EXTRACT TO READ: Begin

India's agriculture is composed of many crops, with the foremost food staples being rice and wheat. Indian farmers also grow pulses, potatoes, sugarcane, oilseeds, and such non-food items as cotton, tea, coffee, rubber, and jute (a glossy fiber used to make burlap and twine). India is a fisheries giant as well. A total catch of about 3 million metric tons annually ranks India among the world's top 10 fishing nations. Despite the overwhelming size of the agricultural sector, however, yields per hectare of crops in India are generally low compared to international standards. Improper water management is another problem affecting India's agriculture. At a time of increasing water shortages and environmental crises, for example, the rice crop in India is allocated disproportionately high amounts of water. One result of the inefficient use of water is that water tables in regions of rice cultivation, such as Punjab, are on the rise, while soil fertility is on the decline. Aggravating the agricultural situation is an ongoing Asian drought and inclement weather. Although during 2000-01 a monsoon with average rainfall had been expected, prospects of agricultural production during that period were not considered bright. This has partially been due to relatively unfavorable distribution of rainfall, leading to floods in certain parts of the country and droughts in some others.

EXTRACT TO READ: End
DATA EXTRACT: Begin

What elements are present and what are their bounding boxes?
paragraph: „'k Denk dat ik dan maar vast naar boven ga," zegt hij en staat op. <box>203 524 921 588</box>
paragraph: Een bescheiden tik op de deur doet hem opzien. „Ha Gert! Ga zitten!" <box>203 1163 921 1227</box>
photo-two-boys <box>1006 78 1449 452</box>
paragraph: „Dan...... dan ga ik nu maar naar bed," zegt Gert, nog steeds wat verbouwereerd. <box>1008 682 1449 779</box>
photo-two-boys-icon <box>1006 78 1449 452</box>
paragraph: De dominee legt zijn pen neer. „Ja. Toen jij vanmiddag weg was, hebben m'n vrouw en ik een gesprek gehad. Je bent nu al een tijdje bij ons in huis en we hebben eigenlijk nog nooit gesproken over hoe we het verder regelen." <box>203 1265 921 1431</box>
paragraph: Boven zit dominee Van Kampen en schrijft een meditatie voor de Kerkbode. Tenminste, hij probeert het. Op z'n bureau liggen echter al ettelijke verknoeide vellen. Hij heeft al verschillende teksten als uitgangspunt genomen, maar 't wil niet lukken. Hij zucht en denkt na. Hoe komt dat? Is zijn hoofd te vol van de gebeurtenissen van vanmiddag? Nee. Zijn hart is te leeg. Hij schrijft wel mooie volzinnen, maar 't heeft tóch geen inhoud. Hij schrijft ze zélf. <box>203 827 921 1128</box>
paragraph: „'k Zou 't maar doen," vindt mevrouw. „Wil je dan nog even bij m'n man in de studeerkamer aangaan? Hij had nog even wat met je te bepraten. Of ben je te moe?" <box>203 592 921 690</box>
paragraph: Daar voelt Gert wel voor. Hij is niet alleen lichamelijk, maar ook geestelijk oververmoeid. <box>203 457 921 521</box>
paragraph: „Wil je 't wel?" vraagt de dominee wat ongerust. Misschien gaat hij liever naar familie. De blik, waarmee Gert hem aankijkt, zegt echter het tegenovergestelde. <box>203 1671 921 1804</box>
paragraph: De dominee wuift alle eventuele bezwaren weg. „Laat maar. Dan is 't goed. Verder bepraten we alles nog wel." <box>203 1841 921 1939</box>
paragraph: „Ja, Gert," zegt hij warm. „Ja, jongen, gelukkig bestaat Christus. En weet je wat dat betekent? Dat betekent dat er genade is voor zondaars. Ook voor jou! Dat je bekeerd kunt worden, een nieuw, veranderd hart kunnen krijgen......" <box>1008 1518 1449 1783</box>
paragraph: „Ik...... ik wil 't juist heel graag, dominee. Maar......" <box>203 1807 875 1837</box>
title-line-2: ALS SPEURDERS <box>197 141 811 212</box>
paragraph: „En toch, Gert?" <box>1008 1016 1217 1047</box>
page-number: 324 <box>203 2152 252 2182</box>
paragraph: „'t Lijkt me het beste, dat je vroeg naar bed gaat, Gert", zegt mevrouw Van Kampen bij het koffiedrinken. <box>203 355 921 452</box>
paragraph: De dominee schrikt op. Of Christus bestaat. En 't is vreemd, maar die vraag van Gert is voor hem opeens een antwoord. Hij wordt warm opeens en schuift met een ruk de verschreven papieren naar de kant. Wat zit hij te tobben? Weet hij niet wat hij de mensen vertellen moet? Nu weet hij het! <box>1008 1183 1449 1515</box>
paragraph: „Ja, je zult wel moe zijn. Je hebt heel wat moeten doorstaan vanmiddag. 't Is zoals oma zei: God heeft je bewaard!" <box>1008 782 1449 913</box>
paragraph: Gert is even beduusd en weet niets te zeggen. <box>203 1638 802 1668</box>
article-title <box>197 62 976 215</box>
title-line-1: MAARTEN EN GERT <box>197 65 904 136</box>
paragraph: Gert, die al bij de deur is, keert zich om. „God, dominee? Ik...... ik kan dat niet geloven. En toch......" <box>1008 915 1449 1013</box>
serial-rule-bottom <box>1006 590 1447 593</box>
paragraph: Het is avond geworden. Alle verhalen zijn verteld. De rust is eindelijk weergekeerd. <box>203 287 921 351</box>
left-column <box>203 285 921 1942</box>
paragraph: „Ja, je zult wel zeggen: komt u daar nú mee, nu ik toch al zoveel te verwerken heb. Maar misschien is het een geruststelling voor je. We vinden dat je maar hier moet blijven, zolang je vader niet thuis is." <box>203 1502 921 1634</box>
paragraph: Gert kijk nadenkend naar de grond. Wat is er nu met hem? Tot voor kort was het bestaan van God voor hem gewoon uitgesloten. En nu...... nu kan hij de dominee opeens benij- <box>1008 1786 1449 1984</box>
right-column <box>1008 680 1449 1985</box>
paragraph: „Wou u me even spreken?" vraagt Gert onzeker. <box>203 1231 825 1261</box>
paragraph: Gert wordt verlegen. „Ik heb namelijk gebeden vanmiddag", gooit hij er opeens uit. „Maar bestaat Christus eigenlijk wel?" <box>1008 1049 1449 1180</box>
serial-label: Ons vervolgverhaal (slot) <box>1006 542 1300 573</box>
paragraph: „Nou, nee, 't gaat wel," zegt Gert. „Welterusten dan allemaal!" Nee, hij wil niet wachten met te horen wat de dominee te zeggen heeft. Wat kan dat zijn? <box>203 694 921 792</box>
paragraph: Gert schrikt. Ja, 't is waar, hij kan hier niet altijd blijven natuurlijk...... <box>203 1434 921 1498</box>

DATA EXTRACT: End

> **REQUIRED WORK**
**a)** According to the passage on India's agriculture, about how large is India's total annual fish catch?
**b)** Carry on the passage on India's agriculture from its last sentence.

> **EXPECTED RESPONSES**
**a)** About 3 million metric tons.

**b)**
Information about Indian Agriculture.
Despite the fact that agriculture accounts for as much as a quarter of the Indian economy and employs an estimated 60 percent of the labor force, it is considered highly inefficient, wasteful, and incapable of solving the hunger and malnutrition problems. Despite progress in this area, these problems have continued to frustrate India for decades. It is estimated that as much as one-fifth of the total agricultural output is lost due to inefficiencies in harvesting, transport, and storage of government-subsidized crops.